Provided data =
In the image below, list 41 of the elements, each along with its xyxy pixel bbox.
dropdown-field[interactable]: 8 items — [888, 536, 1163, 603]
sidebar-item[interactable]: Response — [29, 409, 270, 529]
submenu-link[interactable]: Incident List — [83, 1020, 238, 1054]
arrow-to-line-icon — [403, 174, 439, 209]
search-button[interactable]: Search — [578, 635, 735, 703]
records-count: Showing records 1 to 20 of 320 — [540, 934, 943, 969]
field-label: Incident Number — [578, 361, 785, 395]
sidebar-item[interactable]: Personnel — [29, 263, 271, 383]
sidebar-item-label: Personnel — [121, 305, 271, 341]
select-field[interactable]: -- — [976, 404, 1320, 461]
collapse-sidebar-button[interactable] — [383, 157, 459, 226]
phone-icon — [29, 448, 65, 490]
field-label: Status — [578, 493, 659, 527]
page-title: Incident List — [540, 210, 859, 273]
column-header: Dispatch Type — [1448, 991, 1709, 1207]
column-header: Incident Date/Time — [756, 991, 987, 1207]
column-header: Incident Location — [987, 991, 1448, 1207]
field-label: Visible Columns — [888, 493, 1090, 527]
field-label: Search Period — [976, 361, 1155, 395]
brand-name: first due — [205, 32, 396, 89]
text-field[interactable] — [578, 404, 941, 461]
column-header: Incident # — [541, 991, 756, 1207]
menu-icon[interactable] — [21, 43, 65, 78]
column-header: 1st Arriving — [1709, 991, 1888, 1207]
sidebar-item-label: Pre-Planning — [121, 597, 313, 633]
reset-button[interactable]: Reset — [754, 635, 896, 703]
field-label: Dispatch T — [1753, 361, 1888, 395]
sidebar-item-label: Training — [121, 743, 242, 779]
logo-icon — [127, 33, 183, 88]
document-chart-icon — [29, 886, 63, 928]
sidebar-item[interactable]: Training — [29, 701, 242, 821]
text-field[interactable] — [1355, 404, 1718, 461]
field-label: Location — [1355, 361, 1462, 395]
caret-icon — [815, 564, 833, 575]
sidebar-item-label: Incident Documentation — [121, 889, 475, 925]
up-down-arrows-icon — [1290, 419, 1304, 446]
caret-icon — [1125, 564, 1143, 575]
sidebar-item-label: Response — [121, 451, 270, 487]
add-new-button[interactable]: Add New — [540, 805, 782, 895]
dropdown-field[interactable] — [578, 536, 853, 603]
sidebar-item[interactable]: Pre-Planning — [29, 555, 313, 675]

Stated task =
Write out the items again from the start through the line with "column-header: 1st Arriving", switching each "column-header" to "table-header" and leaving everything else as it is.

Written answer =
In the image below, list 41 of the elements, each along with its xyxy pixel bbox.
dropdown-field[interactable]: 8 items — [888, 536, 1163, 603]
sidebar-item[interactable]: Response — [29, 409, 270, 529]
submenu-link[interactable]: Incident List — [83, 1020, 238, 1054]
arrow-to-line-icon — [403, 174, 439, 209]
search-button[interactable]: Search — [578, 635, 735, 703]
records-count: Showing records 1 to 20 of 320 — [540, 934, 943, 969]
field-label: Incident Number — [578, 361, 785, 395]
sidebar-item[interactable]: Personnel — [29, 263, 271, 383]
sidebar-item-label: Personnel — [121, 305, 271, 341]
select-field[interactable]: -- — [976, 404, 1320, 461]
collapse-sidebar-button[interactable] — [383, 157, 459, 226]
phone-icon — [29, 448, 65, 490]
field-label: Status — [578, 493, 659, 527]
page-title: Incident List — [540, 210, 859, 273]
table-header: Dispatch Type — [1448, 991, 1709, 1207]
table-header: Incident Date/Time — [756, 991, 987, 1207]
table-header: Incident Location — [987, 991, 1448, 1207]
field-label: Visible Columns — [888, 493, 1090, 527]
field-label: Search Period — [976, 361, 1155, 395]
brand-name: first due — [205, 32, 396, 89]
text-field[interactable] — [578, 404, 941, 461]
table-header: Incident # — [541, 991, 756, 1207]
menu-icon[interactable] — [21, 43, 65, 78]
table-header: 1st Arriving — [1709, 991, 1888, 1207]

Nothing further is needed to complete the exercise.